Recorded data:
- - - - - - -
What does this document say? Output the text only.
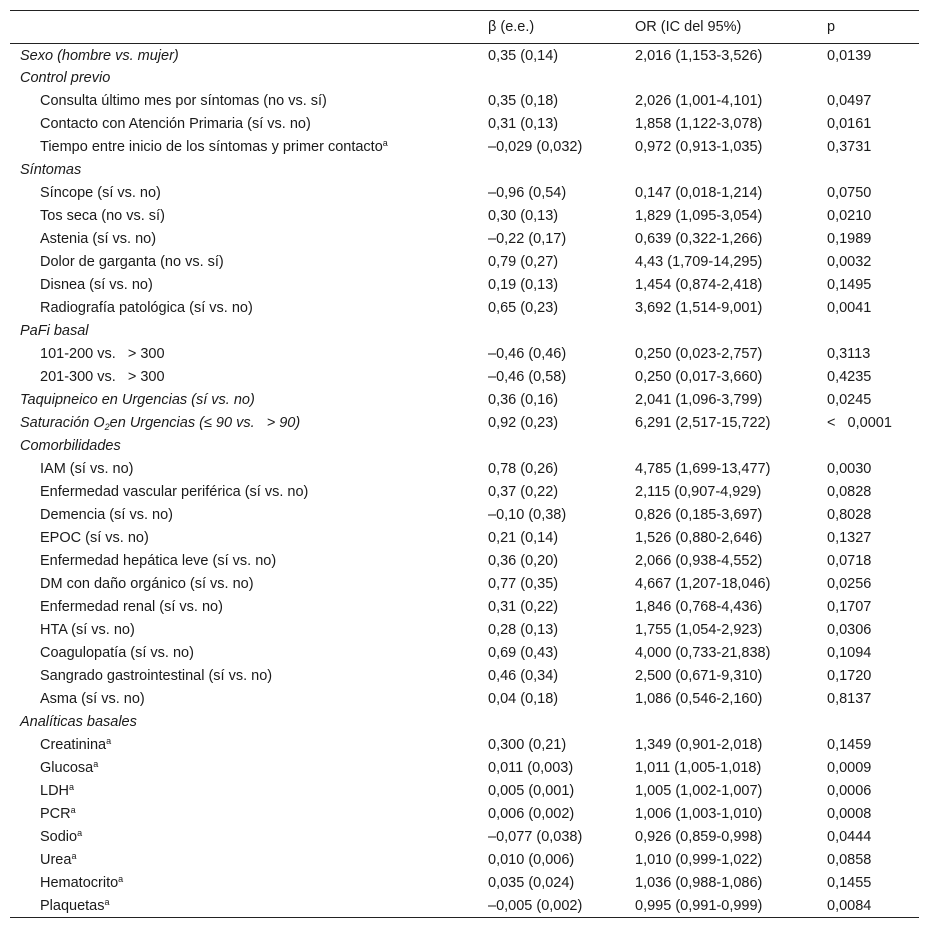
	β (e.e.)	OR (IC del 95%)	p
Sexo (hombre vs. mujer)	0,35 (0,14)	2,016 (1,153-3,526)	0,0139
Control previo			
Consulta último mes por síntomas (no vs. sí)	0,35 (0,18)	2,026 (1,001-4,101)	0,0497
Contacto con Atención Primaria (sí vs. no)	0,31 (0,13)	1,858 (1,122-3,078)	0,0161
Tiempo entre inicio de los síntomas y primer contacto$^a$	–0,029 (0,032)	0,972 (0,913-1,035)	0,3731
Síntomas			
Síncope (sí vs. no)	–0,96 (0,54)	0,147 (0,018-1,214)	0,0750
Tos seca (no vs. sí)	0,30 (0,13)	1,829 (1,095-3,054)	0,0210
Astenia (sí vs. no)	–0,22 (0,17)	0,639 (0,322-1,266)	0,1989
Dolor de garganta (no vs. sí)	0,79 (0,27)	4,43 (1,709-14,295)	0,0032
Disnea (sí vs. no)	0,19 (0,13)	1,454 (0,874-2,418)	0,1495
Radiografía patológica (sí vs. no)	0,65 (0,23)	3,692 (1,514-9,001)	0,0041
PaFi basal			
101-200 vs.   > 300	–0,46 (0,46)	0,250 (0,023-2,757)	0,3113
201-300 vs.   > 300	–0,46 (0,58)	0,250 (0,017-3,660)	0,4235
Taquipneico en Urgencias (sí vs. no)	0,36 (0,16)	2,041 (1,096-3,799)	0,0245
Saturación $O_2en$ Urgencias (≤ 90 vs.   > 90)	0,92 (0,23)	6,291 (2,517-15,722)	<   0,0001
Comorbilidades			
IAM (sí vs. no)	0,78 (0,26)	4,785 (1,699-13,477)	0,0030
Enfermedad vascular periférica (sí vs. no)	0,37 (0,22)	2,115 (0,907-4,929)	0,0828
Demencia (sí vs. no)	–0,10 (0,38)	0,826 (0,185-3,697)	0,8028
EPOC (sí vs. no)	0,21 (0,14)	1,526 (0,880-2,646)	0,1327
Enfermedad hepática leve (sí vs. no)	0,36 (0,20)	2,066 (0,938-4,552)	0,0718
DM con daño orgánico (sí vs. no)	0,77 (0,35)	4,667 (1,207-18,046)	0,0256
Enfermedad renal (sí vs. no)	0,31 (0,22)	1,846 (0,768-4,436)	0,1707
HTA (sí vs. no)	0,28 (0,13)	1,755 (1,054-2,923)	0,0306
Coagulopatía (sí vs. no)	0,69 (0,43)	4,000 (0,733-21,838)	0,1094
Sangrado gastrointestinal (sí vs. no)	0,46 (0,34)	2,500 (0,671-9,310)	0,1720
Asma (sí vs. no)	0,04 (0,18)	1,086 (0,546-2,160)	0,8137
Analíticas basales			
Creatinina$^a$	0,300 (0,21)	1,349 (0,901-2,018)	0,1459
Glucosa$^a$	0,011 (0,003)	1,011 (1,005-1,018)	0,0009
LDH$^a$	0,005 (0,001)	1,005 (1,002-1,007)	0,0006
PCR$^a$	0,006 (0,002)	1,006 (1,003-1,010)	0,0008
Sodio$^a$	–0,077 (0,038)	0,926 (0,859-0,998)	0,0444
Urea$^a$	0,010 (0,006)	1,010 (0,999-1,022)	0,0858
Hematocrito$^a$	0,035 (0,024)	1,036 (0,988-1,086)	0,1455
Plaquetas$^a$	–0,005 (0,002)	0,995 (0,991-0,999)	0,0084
- - - - - - -
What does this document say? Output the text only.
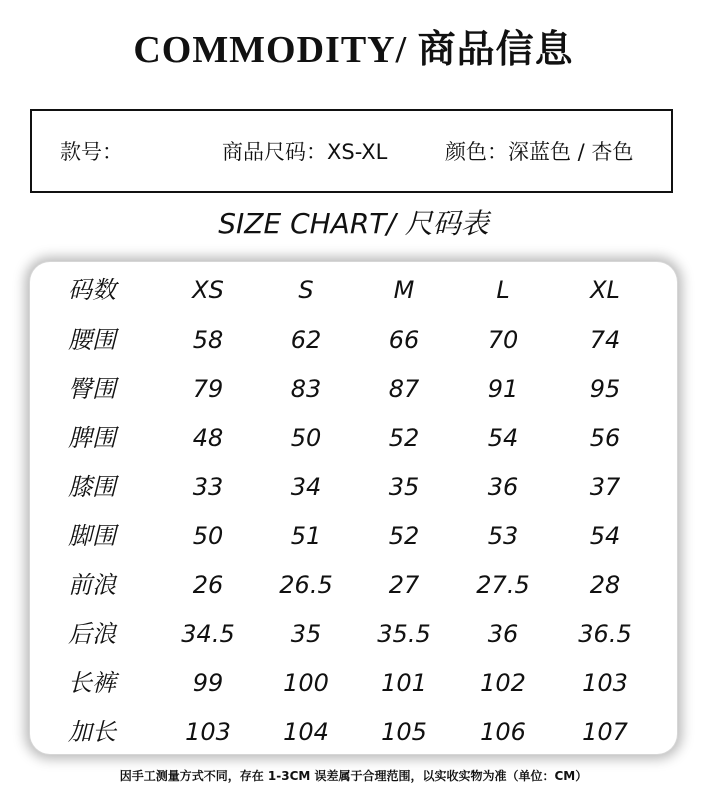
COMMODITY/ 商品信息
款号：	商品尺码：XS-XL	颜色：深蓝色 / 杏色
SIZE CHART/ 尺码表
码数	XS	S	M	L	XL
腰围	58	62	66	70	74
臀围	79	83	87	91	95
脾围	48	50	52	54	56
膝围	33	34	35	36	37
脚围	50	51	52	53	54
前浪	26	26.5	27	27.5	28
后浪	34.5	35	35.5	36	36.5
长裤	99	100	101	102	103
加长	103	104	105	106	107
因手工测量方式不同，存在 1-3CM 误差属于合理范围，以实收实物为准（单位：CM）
- - - - - - -
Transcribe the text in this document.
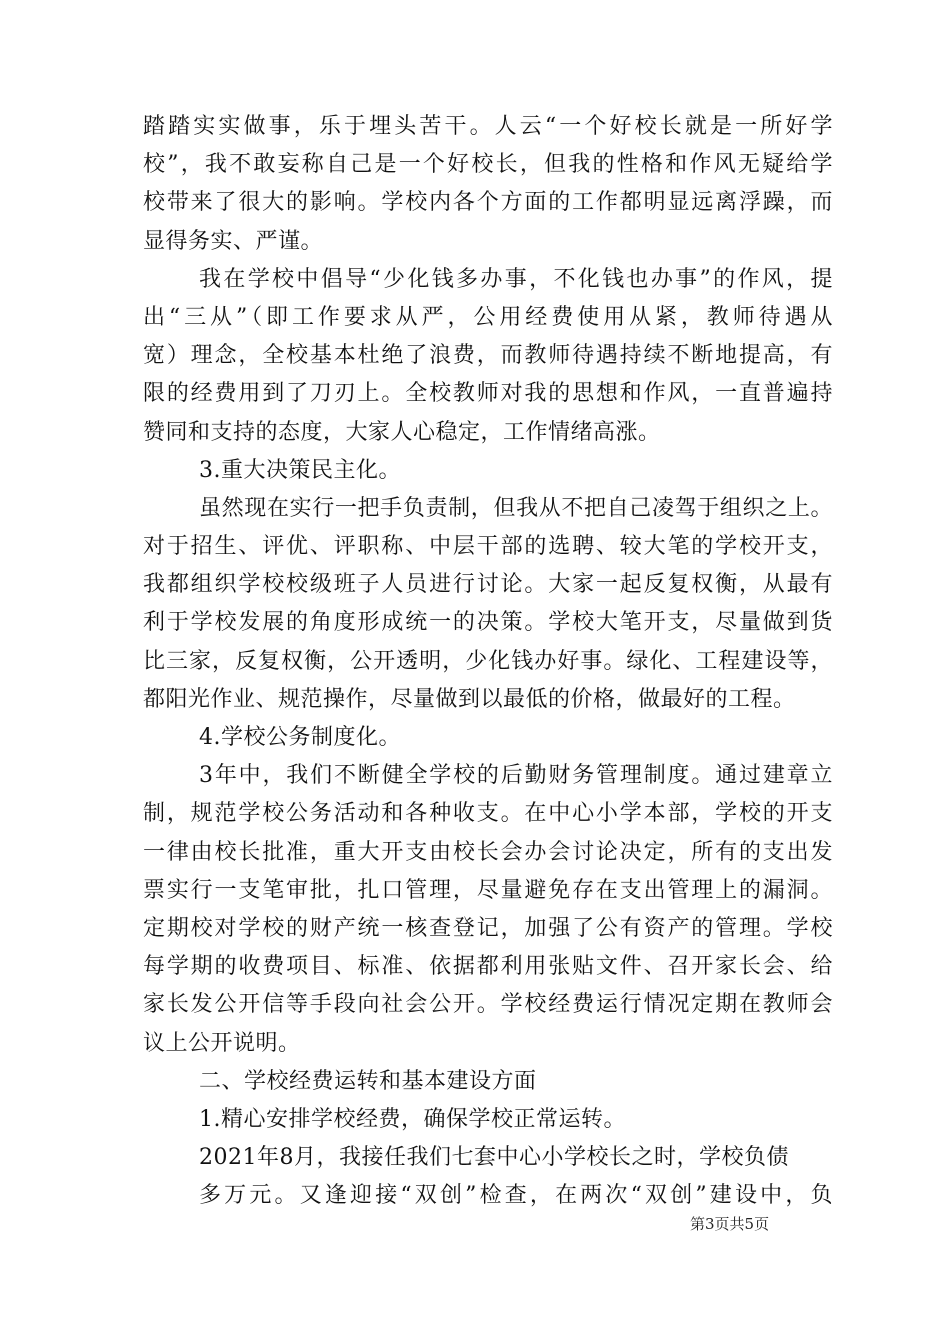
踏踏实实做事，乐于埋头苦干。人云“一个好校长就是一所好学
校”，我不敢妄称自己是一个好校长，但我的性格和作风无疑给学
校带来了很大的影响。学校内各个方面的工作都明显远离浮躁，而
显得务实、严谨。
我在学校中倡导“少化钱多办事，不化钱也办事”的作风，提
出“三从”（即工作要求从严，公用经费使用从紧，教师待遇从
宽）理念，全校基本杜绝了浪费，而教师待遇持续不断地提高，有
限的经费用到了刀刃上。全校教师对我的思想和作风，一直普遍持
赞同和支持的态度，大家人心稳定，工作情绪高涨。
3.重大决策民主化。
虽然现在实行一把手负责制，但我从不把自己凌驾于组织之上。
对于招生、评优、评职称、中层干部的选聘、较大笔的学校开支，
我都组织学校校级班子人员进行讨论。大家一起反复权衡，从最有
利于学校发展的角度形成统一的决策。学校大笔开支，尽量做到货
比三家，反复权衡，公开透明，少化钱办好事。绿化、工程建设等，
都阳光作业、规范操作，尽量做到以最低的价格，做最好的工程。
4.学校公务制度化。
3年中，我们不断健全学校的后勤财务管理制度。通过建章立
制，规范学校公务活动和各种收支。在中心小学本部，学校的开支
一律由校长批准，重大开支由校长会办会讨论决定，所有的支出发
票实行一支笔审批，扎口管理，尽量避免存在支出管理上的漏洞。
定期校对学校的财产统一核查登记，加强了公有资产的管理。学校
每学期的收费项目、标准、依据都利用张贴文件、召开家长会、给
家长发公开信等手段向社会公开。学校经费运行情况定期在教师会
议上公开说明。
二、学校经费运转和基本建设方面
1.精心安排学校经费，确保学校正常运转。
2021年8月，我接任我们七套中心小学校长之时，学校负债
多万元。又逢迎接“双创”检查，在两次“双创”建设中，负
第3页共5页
- - - - - - -
Task goal:
List each line of the records that holds the string "Enfermedad".

Output of the task:
Enfermedad vascular periférica (sí vs. no)	0,37 (0,22)	2,115 (0,907-4,929)	0,0828
Enfermedad hepática leve (sí vs. no)	0,36 (0,20)	2,066 (0,938-4,552)	0,0718
Enfermedad renal (sí vs. no)	0,31 (0,22)	1,846 (0,768-4,436)	0,1707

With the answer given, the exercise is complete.